[Start of Provided entries]
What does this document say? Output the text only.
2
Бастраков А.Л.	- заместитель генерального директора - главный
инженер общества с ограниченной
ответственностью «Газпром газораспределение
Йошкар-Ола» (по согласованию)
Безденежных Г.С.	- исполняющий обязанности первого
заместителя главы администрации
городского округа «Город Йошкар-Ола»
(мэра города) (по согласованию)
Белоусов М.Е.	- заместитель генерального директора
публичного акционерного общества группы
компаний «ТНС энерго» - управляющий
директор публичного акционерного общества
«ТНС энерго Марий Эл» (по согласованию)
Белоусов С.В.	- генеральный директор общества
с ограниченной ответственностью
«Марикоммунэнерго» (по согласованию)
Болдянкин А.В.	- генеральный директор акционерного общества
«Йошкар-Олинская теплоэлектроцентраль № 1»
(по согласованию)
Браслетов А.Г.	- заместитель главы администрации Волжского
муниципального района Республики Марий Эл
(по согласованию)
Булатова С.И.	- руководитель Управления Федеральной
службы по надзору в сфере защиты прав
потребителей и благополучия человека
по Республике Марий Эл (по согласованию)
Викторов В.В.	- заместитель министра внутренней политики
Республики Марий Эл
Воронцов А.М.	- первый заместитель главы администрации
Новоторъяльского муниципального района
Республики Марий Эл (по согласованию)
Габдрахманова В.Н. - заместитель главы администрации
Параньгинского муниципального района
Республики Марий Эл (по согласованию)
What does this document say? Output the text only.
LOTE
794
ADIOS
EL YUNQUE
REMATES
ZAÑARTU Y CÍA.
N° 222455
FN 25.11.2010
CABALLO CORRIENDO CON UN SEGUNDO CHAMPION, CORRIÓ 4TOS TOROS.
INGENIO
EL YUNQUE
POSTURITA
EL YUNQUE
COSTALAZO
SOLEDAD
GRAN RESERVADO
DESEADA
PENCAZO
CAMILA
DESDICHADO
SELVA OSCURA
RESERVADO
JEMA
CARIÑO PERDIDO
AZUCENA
[End of Provided entries]
→ What needs to be done
All lines of the data above that include the word "публичного" must be shown.

→ Finished task
публичного акционерного общества группы
директор публичного акционерного общества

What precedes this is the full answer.